Saved data entries ▸
______

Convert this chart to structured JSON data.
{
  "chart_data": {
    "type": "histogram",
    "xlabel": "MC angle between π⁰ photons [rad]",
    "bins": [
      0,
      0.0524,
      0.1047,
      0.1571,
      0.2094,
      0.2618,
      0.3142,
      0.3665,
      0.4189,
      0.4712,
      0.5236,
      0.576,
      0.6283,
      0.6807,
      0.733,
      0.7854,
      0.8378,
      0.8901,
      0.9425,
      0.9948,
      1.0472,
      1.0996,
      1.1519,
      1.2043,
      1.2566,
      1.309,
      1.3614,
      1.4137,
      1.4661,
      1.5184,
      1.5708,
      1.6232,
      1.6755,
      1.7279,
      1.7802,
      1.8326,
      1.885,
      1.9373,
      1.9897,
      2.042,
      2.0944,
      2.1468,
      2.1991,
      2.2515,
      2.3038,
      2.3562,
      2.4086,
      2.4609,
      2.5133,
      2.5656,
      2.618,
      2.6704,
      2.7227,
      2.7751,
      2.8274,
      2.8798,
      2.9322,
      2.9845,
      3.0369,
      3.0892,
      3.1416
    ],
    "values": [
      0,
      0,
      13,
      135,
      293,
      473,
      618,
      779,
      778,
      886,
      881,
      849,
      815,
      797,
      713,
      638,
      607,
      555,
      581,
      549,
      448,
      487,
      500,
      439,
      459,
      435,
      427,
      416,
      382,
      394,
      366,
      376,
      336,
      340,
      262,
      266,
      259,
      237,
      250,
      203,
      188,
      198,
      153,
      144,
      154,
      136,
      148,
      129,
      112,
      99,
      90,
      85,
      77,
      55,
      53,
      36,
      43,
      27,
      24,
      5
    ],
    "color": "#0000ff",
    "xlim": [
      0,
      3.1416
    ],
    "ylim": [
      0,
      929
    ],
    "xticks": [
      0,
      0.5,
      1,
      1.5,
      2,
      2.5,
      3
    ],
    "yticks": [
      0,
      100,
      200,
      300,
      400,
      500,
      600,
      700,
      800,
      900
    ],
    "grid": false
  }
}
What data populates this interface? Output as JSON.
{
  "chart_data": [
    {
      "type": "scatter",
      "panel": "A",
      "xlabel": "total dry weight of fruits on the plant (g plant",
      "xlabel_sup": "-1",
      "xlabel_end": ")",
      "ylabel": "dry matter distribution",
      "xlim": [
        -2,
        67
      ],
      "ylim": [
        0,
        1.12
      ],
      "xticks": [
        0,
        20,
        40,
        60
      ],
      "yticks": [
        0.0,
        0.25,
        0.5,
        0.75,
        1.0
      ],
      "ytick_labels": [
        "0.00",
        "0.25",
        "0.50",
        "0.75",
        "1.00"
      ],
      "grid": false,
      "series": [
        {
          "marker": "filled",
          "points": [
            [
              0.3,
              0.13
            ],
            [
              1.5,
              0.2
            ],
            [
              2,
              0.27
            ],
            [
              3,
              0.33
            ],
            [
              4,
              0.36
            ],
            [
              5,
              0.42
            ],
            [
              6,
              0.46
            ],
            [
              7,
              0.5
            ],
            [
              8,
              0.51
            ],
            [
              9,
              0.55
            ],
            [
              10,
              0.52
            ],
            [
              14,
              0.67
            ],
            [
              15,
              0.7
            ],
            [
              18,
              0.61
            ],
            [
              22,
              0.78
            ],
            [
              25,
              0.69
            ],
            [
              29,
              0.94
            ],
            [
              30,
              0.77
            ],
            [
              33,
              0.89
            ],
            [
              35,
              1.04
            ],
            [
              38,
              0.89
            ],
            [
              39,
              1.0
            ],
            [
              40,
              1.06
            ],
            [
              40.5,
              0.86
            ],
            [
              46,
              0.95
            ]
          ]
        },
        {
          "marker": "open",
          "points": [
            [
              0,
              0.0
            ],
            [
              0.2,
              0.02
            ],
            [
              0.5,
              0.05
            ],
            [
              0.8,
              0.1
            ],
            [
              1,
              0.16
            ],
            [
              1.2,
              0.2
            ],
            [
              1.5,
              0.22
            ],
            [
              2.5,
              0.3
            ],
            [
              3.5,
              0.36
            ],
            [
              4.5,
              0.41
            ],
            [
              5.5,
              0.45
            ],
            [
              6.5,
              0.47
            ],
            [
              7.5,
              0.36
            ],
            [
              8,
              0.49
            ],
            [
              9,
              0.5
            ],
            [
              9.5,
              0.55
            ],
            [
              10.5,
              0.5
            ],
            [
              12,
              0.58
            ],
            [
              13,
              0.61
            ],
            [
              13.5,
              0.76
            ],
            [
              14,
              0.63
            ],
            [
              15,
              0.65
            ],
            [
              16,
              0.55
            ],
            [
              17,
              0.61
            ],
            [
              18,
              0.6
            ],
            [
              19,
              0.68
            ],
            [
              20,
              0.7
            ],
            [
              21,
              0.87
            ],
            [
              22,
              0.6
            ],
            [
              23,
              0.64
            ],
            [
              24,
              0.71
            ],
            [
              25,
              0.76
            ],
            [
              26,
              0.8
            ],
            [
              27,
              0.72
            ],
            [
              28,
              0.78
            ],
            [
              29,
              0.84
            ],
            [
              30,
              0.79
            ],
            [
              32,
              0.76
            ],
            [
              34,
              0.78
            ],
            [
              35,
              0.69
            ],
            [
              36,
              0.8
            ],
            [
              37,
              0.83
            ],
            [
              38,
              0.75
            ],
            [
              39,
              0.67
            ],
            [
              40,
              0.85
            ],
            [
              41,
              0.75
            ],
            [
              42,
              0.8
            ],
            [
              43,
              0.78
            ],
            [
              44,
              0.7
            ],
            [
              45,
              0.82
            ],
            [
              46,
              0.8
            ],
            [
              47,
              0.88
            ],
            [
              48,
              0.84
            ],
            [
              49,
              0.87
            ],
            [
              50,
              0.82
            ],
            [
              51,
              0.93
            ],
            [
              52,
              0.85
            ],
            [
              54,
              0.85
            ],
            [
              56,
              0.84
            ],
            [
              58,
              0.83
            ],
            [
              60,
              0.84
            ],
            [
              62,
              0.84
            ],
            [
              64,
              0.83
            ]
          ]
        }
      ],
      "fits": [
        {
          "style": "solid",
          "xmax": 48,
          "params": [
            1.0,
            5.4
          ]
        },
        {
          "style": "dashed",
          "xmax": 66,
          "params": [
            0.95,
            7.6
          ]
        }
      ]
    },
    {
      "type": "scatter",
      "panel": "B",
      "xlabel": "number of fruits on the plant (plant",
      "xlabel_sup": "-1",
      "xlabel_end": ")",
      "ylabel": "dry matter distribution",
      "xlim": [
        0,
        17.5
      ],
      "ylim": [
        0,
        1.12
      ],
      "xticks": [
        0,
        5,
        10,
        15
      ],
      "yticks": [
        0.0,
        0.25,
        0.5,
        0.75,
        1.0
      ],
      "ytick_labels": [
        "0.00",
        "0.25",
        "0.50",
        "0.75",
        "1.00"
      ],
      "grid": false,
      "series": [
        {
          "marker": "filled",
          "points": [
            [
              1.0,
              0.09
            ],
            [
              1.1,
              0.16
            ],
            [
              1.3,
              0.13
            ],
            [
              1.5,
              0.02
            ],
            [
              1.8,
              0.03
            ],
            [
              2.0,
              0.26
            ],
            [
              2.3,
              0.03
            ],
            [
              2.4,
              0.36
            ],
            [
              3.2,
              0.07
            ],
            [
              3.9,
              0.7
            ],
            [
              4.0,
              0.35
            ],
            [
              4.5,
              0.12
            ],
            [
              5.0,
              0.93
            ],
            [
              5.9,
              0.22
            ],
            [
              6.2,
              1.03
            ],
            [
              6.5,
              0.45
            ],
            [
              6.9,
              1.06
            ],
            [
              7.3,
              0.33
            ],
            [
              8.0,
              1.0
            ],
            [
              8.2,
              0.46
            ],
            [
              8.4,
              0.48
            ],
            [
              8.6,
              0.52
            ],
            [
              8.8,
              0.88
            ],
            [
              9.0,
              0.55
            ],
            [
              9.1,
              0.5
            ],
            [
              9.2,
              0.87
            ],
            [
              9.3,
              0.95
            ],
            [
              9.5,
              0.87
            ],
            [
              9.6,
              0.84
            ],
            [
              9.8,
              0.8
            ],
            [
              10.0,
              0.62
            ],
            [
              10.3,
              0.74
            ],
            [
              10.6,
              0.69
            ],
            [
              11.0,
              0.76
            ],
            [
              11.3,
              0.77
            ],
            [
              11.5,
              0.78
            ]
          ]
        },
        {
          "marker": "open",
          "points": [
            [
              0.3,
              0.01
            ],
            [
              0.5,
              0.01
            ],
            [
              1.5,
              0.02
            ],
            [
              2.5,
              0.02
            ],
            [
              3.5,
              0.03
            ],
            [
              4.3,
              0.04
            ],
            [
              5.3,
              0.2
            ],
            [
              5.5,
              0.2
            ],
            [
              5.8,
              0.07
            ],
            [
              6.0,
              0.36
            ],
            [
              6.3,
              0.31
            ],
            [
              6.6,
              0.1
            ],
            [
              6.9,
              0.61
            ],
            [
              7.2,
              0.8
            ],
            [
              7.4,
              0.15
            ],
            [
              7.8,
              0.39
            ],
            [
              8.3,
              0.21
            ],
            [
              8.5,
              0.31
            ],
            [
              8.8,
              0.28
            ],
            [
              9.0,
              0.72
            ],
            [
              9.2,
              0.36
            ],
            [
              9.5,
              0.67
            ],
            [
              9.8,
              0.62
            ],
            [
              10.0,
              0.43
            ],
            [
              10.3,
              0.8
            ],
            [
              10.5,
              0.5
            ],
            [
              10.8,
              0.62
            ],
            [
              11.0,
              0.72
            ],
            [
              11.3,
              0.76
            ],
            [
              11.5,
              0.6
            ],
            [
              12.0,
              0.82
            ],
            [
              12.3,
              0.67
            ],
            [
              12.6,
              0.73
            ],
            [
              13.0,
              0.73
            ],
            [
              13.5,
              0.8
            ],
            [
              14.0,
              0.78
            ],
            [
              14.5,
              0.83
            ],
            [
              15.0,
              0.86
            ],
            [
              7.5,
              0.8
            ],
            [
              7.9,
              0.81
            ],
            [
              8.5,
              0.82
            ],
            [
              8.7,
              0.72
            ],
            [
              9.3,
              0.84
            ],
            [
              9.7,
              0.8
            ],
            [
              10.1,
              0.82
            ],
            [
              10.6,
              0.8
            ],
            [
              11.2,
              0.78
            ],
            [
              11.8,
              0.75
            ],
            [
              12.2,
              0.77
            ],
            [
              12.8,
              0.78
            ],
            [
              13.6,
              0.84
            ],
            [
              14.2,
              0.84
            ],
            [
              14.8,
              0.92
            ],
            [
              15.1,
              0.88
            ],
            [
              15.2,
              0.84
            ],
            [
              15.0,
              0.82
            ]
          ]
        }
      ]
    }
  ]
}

______

Task to complete ▸
Check each line above for "JSON" and return the ones that have it.

Correct output ▸
Convert this chart to structured JSON data.
What data populates this interface? Output as JSON.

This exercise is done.